■ **Exercise aim**
Without the pictures, repeat the listing character for character.

─── Records shown

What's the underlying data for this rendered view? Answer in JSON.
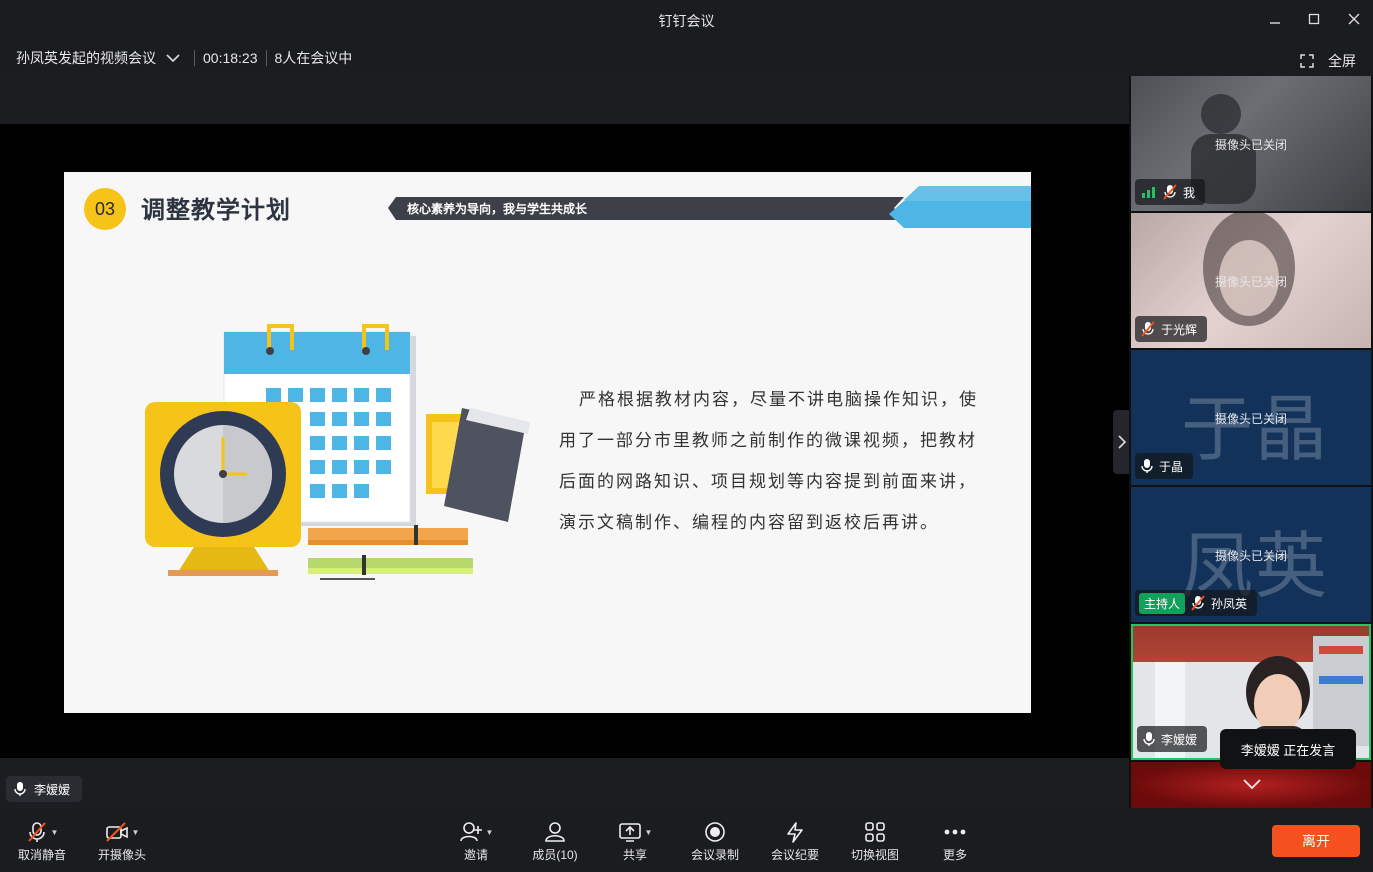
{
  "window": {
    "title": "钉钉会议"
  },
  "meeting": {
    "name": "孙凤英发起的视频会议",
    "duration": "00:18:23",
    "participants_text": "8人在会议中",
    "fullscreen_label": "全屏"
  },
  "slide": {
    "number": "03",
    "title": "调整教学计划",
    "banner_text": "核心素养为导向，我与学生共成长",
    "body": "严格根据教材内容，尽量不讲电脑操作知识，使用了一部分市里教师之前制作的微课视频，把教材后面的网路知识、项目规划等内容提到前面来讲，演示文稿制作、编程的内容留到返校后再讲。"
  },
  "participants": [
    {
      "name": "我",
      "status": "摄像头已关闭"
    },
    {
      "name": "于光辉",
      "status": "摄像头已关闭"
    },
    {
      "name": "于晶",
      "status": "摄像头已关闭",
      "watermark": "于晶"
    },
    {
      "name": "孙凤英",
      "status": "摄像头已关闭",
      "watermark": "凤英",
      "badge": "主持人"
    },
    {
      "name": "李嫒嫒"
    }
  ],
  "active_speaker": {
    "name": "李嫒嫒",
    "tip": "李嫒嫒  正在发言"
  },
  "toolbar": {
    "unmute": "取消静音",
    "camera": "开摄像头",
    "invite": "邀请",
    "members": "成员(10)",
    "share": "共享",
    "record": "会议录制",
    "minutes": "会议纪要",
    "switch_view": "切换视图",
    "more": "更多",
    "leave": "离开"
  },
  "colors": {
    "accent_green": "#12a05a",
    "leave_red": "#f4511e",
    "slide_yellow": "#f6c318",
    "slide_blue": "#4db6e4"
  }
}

──────

■ **The result**
What's the underlying data for this rendered view? Answer in JSON.
{
  "window": {
    "title": "钉钉会议"
  },
  "meeting": {
    "name": "孙凤英发起的视频会议",
    "duration": "00:18:23",
    "participants_text": "8人在会议中",
    "fullscreen_label": "全屏"
  },
  "slide": {
    "number": "03",
    "title": "调整教学计划",
    "banner_text": "核心素养为导向，我与学生共成长",
    "body": "严格根据教材内容，尽量不讲电脑操作知识，使用了一部分市里教师之前制作的微课视频，把教材后面的网路知识、项目规划等内容提到前面来讲，演示文稿制作、编程的内容留到返校后再讲。"
  },
  "participants": [
    {
      "name": "我",
      "status": "摄像头已关闭"
    },
    {
      "name": "于光辉",
      "status": "摄像头已关闭"
    },
    {
      "name": "于晶",
      "status": "摄像头已关闭",
      "watermark": "于晶"
    },
    {
      "name": "孙凤英",
      "status": "摄像头已关闭",
      "watermark": "凤英",
      "badge": "主持人"
    },
    {
      "name": "李嫒嫒"
    }
  ],
  "active_speaker": {
    "name": "李嫒嫒",
    "tip": "李嫒嫒  正在发言"
  },
  "toolbar": {
    "unmute": "取消静音",
    "camera": "开摄像头",
    "invite": "邀请",
    "members": "成员(10)",
    "share": "共享",
    "record": "会议录制",
    "minutes": "会议纪要",
    "switch_view": "切换视图",
    "more": "更多",
    "leave": "离开"
  },
  "colors": {
    "accent_green": "#12a05a",
    "leave_red": "#f4511e",
    "slide_yellow": "#f6c318",
    "slide_blue": "#4db6e4"
  }
}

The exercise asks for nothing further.